Required task - Give the material once more, word for word, without any images.

————

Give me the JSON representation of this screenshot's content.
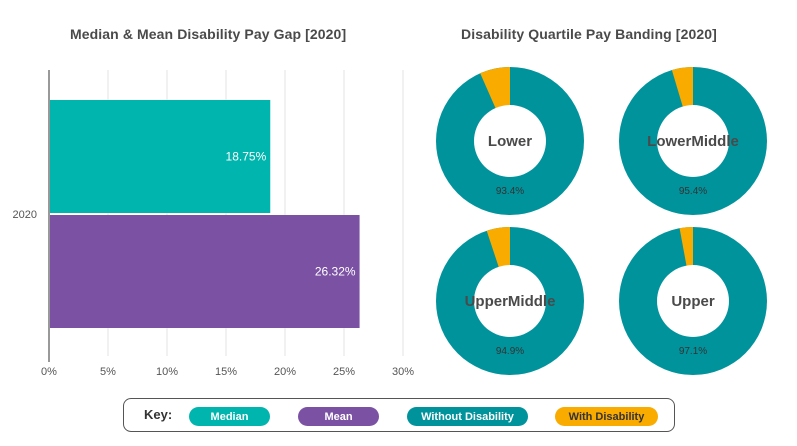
{
  "chart_data": [
    {
      "type": "bar",
      "orientation": "horizontal",
      "title": "Median & Mean Disability Pay Gap [2020]",
      "categories": [
        "2020"
      ],
      "series": [
        {
          "name": "Median",
          "values": [
            18.75
          ],
          "label": "18.75%",
          "color": "#00b5ad"
        },
        {
          "name": "Mean",
          "values": [
            26.32
          ],
          "label": "26.32%",
          "color": "#7b52a3"
        }
      ],
      "xlim": [
        0,
        30
      ],
      "xticks": [
        0,
        5,
        10,
        15,
        20,
        25,
        30
      ],
      "xtick_labels": [
        "0%",
        "5%",
        "10%",
        "15%",
        "20%",
        "25%",
        "30%"
      ],
      "grid": true
    },
    {
      "type": "pie",
      "title": "Disability Quartile Pay Banding [2020]",
      "donuts": [
        {
          "name": "Lower",
          "label_lines": [
            "Lower"
          ],
          "without_disability": 93.4,
          "with_disability": 6.6,
          "pct_label": "93.4%"
        },
        {
          "name": "Lower Middle",
          "label_lines": [
            "Lower",
            "Middle"
          ],
          "without_disability": 95.4,
          "with_disability": 4.6,
          "pct_label": "95.4%"
        },
        {
          "name": "Upper Middle",
          "label_lines": [
            "Upper",
            "Middle"
          ],
          "without_disability": 94.9,
          "with_disability": 5.1,
          "pct_label": "94.9%"
        },
        {
          "name": "Upper",
          "label_lines": [
            "Upper"
          ],
          "without_disability": 97.1,
          "with_disability": 2.9,
          "pct_label": "97.1%"
        }
      ]
    }
  ],
  "key": {
    "label": "Key:",
    "items": [
      {
        "label": "Median",
        "color": "#00b5ad"
      },
      {
        "label": "Mean",
        "color": "#7b52a3"
      },
      {
        "label": "Without Disability",
        "color": "#00939c"
      },
      {
        "label": "With Disability",
        "color": "#f9ab00"
      }
    ]
  }
}
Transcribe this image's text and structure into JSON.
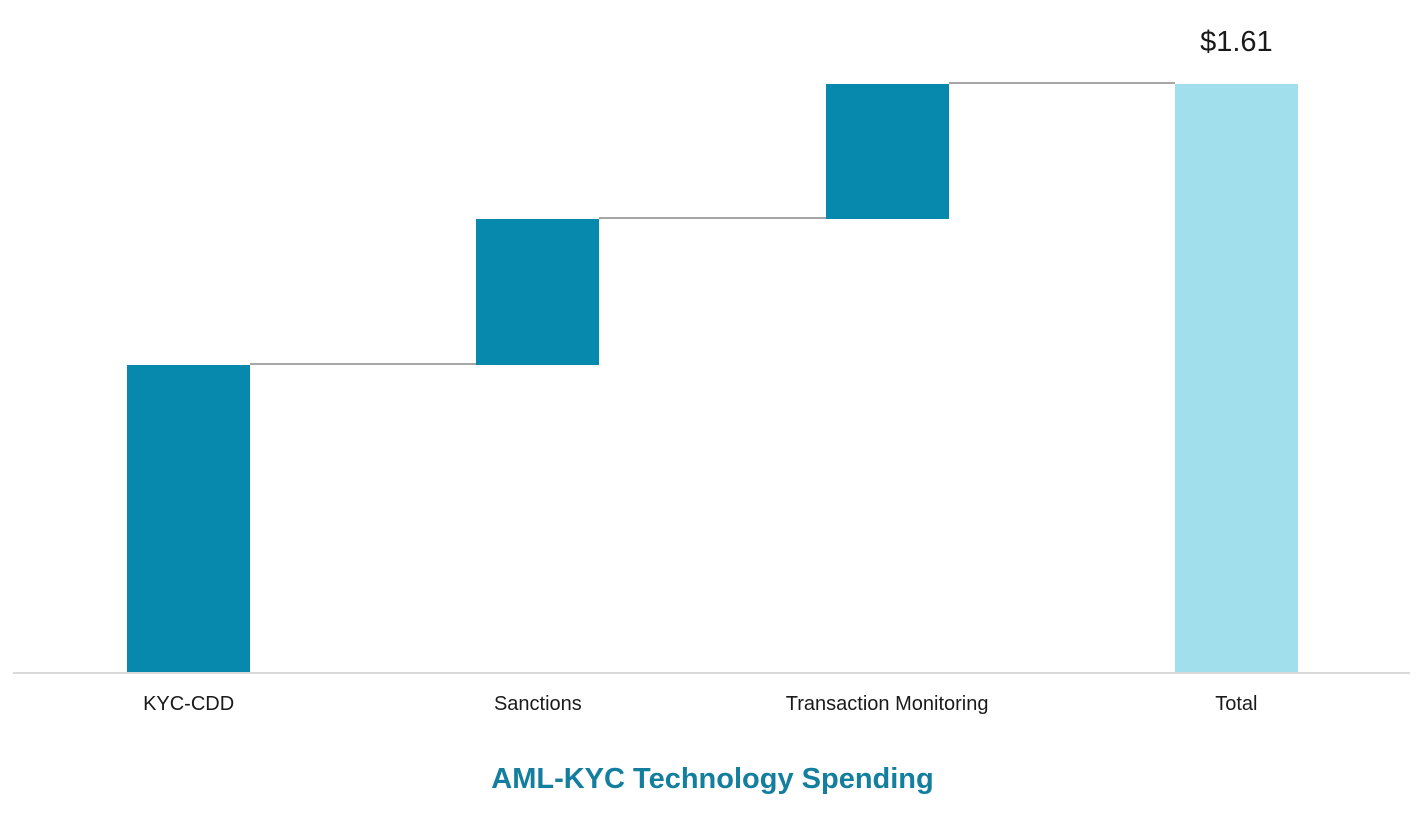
{
  "page": {
    "background": "#ffffff"
  },
  "chart_data": {
    "type": "bar",
    "subtype": "waterfall",
    "title": "AML-KYC Technology Spending",
    "categories": [
      "KYC-CDD",
      "Sanctions",
      "Transaction Monitoring",
      "Total"
    ],
    "values": [
      0.84,
      0.4,
      0.37,
      1.61
    ],
    "bar_roles": [
      "increase",
      "increase",
      "increase",
      "total"
    ],
    "data_labels": [
      "",
      "",
      "",
      "$1.61"
    ],
    "cumulative_levels": [
      0.84,
      1.24,
      1.61,
      1.61
    ],
    "ylim": [
      0,
      1.61
    ],
    "y_axis_visible": false,
    "x_axis_line_visible": true,
    "grid": false,
    "legend": false,
    "connector_lines": true,
    "title_position": "bottom"
  },
  "colors": {
    "segment_bar": "#0689AD",
    "total_bar": "#A2DFEC",
    "connector_line": "#A6A6A6",
    "axis_line": "#D9D9D9",
    "title_text": "#147E9E",
    "label_text": "#1A1A1A"
  }
}
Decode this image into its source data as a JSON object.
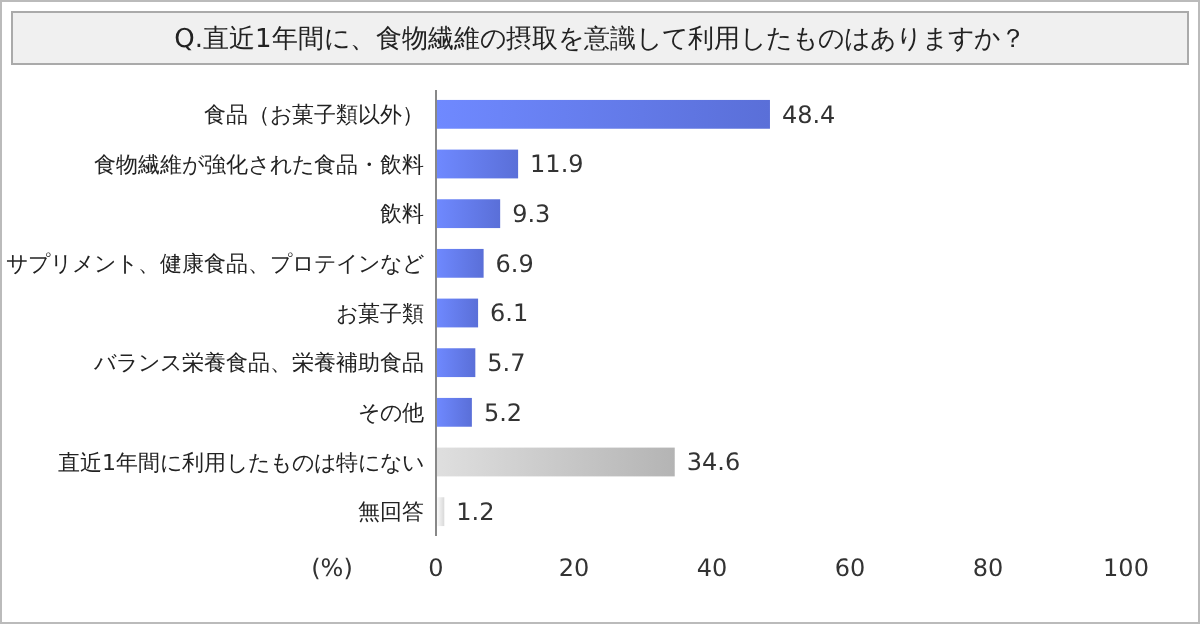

————

Solution to this task -
Give me the JSON representation of this screenshot's content.
{
  "chart_data": [
    {
      "type": "bar",
      "orientation": "horizontal",
      "title": "Median & Mean Disability Pay Gap [2020]",
      "categories": [
        "2020"
      ],
      "series": [
        {
          "name": "Median",
          "values": [
            18.75
          ],
          "label": "18.75%",
          "color": "#00b5ad"
        },
        {
          "name": "Mean",
          "values": [
            26.32
          ],
          "label": "26.32%",
          "color": "#7b52a3"
        }
      ],
      "xlim": [
        0,
        30
      ],
      "xticks": [
        0,
        5,
        10,
        15,
        20,
        25,
        30
      ],
      "xtick_labels": [
        "0%",
        "5%",
        "10%",
        "15%",
        "20%",
        "25%",
        "30%"
      ],
      "grid": true
    },
    {
      "type": "pie",
      "title": "Disability Quartile Pay Banding [2020]",
      "donuts": [
        {
          "name": "Lower",
          "label_lines": [
            "Lower"
          ],
          "without_disability": 93.4,
          "with_disability": 6.6,
          "pct_label": "93.4%"
        },
        {
          "name": "Lower Middle",
          "label_lines": [
            "Lower",
            "Middle"
          ],
          "without_disability": 95.4,
          "with_disability": 4.6,
          "pct_label": "95.4%"
        },
        {
          "name": "Upper Middle",
          "label_lines": [
            "Upper",
            "Middle"
          ],
          "without_disability": 94.9,
          "with_disability": 5.1,
          "pct_label": "94.9%"
        },
        {
          "name": "Upper",
          "label_lines": [
            "Upper"
          ],
          "without_disability": 97.1,
          "with_disability": 2.9,
          "pct_label": "97.1%"
        }
      ]
    }
  ],
  "key": {
    "label": "Key:",
    "items": [
      {
        "label": "Median",
        "color": "#00b5ad"
      },
      {
        "label": "Mean",
        "color": "#7b52a3"
      },
      {
        "label": "Without Disability",
        "color": "#00939c"
      },
      {
        "label": "With Disability",
        "color": "#f9ab00"
      }
    ]
  }
}
Transcribe this image's text and structure into JSON.
{
  "page": {
    "background": "#ffffff"
  },
  "chart_data": {
    "type": "bar",
    "subtype": "waterfall",
    "title": "AML-KYC Technology Spending",
    "categories": [
      "KYC-CDD",
      "Sanctions",
      "Transaction Monitoring",
      "Total"
    ],
    "values": [
      0.84,
      0.4,
      0.37,
      1.61
    ],
    "bar_roles": [
      "increase",
      "increase",
      "increase",
      "total"
    ],
    "data_labels": [
      "",
      "",
      "",
      "$1.61"
    ],
    "cumulative_levels": [
      0.84,
      1.24,
      1.61,
      1.61
    ],
    "ylim": [
      0,
      1.61
    ],
    "y_axis_visible": false,
    "x_axis_line_visible": true,
    "grid": false,
    "legend": false,
    "connector_lines": true,
    "title_position": "bottom"
  },
  "colors": {
    "segment_bar": "#0689AD",
    "total_bar": "#A2DFEC",
    "connector_line": "#A6A6A6",
    "axis_line": "#D9D9D9",
    "title_text": "#147E9E",
    "label_text": "#1A1A1A"
  }
}
Decode this image into its source data as a JSON object.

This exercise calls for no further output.